- Short task:
Without the pictures, can you quote each line below exactly?

- Dataset records:
==*==

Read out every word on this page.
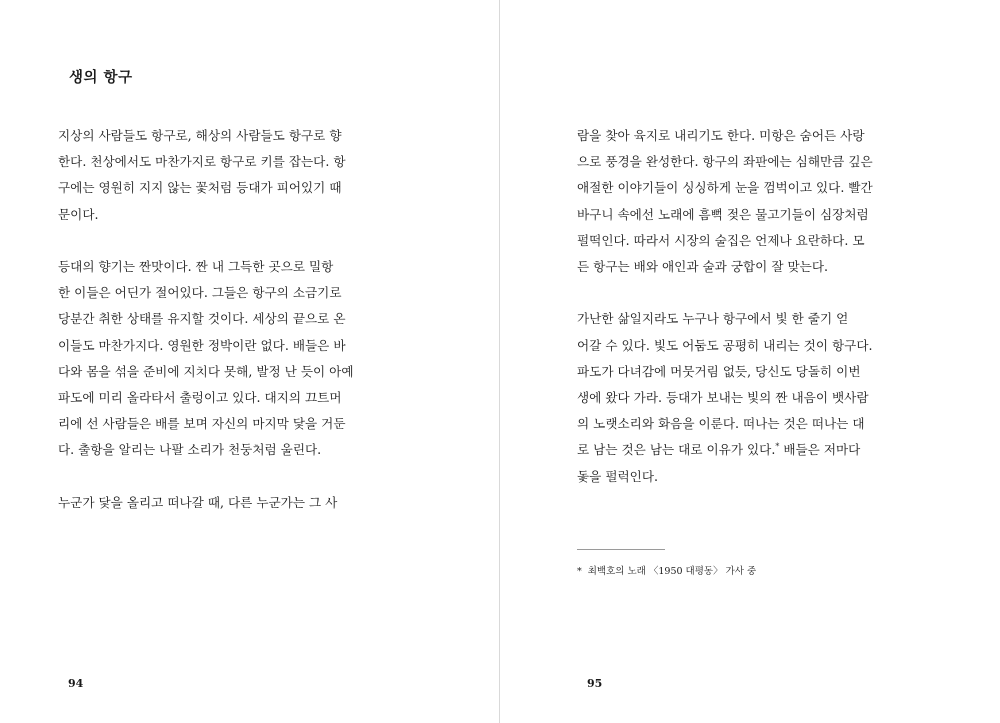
생의 항구

지상의 사람들도 항구로, 해상의 사람들도 항구로 향
한다. 천상에서도 마찬가지로 항구로 키를 잡는다. 항
구에는 영원히 지지 않는 꽃처럼 등대가 피어있기 때
문이다.

등대의 향기는 짠맛이다. 짠 내 그득한 곳으로 밀항
한 이들은 어딘가 절어있다. 그들은 항구의 소금기로
당분간 취한 상태를 유지할 것이다. 세상의 끝으로 온
이들도 마찬가지다. 영원한 정박이란 없다. 배들은 바
다와 몸을 섞을 준비에 지치다 못해, 발정 난 듯이 아예
파도에 미리 올라타서 출렁이고 있다. 대지의 끄트머
리에 선 사람들은 배를 보며 자신의 마지막 닻을 거둔
다. 출항을 알리는 나팔 소리가 천둥처럼 울린다.

누군가 닻을 올리고 떠나갈 때, 다른 누군가는 그 사

94

람을 찾아 육지로 내리기도 한다. 미항은 숨어든 사랑
으로 풍경을 완성한다. 항구의 좌판에는 심해만큼 깊은
애절한 이야기들이 싱싱하게 눈을 껌벅이고 있다. 빨간
바구니 속에선 노래에 흠뻑 젖은 물고기들이 심장처럼
펄떡인다. 따라서 시장의 술집은 언제나 요란하다. 모
든 항구는 배와 애인과 술과 궁합이 잘 맞는다.

가난한 삶일지라도 누구나 항구에서 빛 한 줄기 얻
어갈 수 있다. 빛도 어둠도 공평히 내리는 것이 항구다.
파도가 다녀감에 머뭇거림 없듯, 당신도 당돌히 이번
생에 왔다 가라. 등대가 보내는 빛의 짠 내음이 뱃사람
의 노랫소리와 화음을 이룬다. 떠나는 것은 떠나는 대
로 남는 것은 남는 대로 이유가 있다.* 배들은 저마다
돛을 펄럭인다.

* 최백호의 노래 〈1950 대평동〉 가사 중
95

==*==

- The result:
Read out every word on this page.
생의 항구

지상의 사람들도 항구로, 해상의 사람들도 항구로 향
한다. 천상에서도 마찬가지로 항구로 키를 잡는다. 항
구에는 영원히 지지 않는 꽃처럼 등대가 피어있기 때
문이다.

등대의 향기는 짠맛이다. 짠 내 그득한 곳으로 밀항
한 이들은 어딘가 절어있다. 그들은 항구의 소금기로
당분간 취한 상태를 유지할 것이다. 세상의 끝으로 온
이들도 마찬가지다. 영원한 정박이란 없다. 배들은 바
다와 몸을 섞을 준비에 지치다 못해, 발정 난 듯이 아예
파도에 미리 올라타서 출렁이고 있다. 대지의 끄트머
리에 선 사람들은 배를 보며 자신의 마지막 닻을 거둔
다. 출항을 알리는 나팔 소리가 천둥처럼 울린다.

누군가 닻을 올리고 떠나갈 때, 다른 누군가는 그 사

94

람을 찾아 육지로 내리기도 한다. 미항은 숨어든 사랑
으로 풍경을 완성한다. 항구의 좌판에는 심해만큼 깊은
애절한 이야기들이 싱싱하게 눈을 껌벅이고 있다. 빨간
바구니 속에선 노래에 흠뻑 젖은 물고기들이 심장처럼
펄떡인다. 따라서 시장의 술집은 언제나 요란하다. 모
든 항구는 배와 애인과 술과 궁합이 잘 맞는다.

가난한 삶일지라도 누구나 항구에서 빛 한 줄기 얻
어갈 수 있다. 빛도 어둠도 공평히 내리는 것이 항구다.
파도가 다녀감에 머뭇거림 없듯, 당신도 당돌히 이번
생에 왔다 가라. 등대가 보내는 빛의 짠 내음이 뱃사람
의 노랫소리와 화음을 이룬다. 떠나는 것은 떠나는 대
로 남는 것은 남는 대로 이유가 있다.* 배들은 저마다
돛을 펄럭인다.

* 최백호의 노래 〈1950 대평동〉 가사 중
95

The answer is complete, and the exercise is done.